The 2021 Yas Island Formula 2 round was the eighth and final race of the 2021 FIA Formula 2 Championship. It took place at the Yas Marina Circuit from 10 to 12 December in support of the 2021 Abu Dhabi Grand Prix and featured three races.

Oscar Piastri clinched the driver's title after finishing third in Sprint Race 1; in doing so, the Australian driver is the third rookie after Charles Leclerc and George Russell to win the championship in the modern Formula 2 era.

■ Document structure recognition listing

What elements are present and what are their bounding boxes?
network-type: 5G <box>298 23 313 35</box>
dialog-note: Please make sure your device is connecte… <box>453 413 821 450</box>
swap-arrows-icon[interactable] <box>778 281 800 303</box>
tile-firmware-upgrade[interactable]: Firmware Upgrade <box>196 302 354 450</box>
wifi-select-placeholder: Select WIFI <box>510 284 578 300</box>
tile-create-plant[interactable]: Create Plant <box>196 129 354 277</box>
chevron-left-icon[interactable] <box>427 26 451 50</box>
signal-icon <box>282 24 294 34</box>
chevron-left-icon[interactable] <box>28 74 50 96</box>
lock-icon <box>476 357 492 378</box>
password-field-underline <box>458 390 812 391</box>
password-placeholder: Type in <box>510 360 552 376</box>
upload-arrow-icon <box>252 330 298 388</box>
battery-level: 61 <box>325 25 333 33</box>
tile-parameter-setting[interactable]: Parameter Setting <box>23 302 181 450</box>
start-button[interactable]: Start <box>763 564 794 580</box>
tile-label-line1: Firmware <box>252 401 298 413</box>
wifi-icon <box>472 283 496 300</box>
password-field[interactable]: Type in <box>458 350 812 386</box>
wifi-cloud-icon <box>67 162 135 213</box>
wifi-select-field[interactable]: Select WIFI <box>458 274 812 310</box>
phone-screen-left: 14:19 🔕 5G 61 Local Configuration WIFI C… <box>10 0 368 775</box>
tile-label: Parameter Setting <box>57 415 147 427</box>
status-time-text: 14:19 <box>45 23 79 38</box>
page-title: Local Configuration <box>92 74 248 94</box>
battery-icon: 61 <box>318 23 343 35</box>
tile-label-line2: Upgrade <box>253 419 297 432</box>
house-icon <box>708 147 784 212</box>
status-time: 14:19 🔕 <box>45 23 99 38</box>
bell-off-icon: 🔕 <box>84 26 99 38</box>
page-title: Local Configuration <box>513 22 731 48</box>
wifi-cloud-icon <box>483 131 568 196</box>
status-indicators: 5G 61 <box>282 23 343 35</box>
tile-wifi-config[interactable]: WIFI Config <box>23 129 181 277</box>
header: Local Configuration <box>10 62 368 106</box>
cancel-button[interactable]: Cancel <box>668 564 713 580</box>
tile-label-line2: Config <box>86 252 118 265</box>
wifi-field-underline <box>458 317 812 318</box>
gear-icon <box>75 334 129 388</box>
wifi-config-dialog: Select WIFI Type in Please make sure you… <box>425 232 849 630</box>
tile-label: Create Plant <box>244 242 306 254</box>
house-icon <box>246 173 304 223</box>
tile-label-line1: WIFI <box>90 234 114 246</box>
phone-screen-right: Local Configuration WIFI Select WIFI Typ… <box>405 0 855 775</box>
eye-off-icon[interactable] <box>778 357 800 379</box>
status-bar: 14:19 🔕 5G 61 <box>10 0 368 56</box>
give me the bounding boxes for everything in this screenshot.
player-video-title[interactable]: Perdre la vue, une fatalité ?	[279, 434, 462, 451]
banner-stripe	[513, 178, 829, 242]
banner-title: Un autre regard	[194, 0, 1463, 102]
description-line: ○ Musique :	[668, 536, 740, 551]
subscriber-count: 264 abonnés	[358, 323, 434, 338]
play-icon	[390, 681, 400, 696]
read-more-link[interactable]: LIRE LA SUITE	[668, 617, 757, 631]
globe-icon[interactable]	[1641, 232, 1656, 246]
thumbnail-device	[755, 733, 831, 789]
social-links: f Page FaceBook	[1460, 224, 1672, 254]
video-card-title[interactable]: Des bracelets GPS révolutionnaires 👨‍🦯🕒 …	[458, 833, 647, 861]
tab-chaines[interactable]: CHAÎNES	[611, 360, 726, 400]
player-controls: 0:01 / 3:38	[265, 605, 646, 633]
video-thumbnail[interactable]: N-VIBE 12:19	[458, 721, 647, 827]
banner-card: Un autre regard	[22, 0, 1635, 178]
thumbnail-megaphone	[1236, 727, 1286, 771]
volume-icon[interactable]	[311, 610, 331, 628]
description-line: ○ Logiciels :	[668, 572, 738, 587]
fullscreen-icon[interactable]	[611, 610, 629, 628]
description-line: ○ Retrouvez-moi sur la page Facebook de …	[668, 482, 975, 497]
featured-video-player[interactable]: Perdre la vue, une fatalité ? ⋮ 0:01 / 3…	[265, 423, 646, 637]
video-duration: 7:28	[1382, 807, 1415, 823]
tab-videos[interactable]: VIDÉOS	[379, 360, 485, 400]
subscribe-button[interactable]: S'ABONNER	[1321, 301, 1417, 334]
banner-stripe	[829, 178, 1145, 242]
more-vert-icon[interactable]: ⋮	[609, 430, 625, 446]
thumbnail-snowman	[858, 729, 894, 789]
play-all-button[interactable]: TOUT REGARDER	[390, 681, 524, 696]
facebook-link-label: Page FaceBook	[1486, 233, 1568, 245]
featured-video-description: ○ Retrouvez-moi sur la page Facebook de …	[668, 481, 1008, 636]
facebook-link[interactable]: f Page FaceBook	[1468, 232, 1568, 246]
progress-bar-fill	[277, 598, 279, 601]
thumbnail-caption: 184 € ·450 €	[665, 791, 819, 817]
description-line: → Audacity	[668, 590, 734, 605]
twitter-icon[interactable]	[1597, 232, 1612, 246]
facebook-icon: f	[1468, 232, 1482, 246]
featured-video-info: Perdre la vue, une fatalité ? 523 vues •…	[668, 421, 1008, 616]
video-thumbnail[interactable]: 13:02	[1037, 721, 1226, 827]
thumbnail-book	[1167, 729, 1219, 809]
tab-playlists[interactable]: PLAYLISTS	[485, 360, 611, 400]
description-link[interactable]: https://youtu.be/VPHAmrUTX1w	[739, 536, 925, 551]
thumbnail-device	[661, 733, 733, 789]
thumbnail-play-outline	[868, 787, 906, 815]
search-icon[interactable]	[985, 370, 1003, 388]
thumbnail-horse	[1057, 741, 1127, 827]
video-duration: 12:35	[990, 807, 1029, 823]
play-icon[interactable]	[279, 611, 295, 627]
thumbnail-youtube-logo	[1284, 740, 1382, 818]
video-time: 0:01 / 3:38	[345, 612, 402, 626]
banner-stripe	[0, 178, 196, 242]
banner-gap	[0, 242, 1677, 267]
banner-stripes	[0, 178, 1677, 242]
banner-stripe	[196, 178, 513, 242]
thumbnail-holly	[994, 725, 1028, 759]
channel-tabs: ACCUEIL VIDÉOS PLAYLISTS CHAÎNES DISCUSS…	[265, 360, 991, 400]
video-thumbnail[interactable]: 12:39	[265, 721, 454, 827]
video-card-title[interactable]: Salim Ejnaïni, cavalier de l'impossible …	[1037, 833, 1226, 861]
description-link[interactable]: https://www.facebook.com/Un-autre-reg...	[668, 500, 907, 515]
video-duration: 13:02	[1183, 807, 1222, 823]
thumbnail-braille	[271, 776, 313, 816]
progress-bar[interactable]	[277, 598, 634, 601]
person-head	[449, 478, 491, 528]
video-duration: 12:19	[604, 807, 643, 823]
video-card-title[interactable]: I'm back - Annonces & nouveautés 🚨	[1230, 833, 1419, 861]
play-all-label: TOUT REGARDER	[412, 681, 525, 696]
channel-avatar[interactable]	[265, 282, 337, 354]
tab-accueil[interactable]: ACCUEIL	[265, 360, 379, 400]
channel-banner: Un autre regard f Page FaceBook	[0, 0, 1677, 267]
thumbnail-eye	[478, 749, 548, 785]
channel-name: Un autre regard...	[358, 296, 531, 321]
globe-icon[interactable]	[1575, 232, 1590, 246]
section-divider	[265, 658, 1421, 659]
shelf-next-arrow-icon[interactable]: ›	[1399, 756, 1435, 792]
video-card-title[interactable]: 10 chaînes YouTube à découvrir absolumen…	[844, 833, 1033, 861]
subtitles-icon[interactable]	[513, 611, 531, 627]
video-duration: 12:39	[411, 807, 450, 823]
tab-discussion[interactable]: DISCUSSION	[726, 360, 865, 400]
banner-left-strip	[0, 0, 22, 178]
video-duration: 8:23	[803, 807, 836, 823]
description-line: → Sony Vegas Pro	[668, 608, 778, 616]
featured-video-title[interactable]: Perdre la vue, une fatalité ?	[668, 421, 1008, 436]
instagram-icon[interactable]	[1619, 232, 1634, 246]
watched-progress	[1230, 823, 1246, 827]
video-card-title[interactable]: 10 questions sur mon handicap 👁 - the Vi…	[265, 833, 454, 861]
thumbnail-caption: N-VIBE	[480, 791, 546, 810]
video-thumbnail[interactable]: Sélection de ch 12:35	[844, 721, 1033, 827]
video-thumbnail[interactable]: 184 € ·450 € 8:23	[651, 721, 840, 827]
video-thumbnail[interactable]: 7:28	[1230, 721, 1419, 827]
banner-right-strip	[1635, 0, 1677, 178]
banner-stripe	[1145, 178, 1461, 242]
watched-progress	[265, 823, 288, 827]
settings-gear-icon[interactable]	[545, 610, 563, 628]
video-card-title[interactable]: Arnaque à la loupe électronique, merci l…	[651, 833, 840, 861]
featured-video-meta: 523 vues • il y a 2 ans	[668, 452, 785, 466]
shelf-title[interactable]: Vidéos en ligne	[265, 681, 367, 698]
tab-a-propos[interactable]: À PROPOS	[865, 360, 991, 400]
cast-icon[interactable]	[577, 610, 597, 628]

■ What you need to do
1) Name every driver mentioned in the passage on the 2021 Yas Island round.
2) Repeat the part of the passage on the 2021 Yas Island round starting at "The 2021 Yas" and ending at "Formula 2 era.".
3) Translate this sentence from the passage on the 2021 Yas Island round into Spanish: "The 2021 Yas Island Formula 2 round was the eighth and final race of the 2021 FIA Formula 2 Championship."

■ Answers provided
1) Oscar Piastri, Charles Leclerc, George Russell

2)
The 2021 Yas Island Formula 2 round was the eighth and final race of the 2021 FIA Formula 2 Championship. It took place at the Yas Marina Circuit from 10 to 12 December in support of the 2021 Abu Dhabi Grand Prix and featured three races.

Oscar Piastri clinched the driver's title after finishing third in Sprint Race 1; in doing so, the Australian driver is the third rookie after Charles Leclerc and George Russell to win the championship in the modern Formula 2 era.

3) La ronda de Fórmula 2 de Yas Island de 2021 fue la octava y última carrera del Campeonato de Fórmula 2 de la FIA de 2021.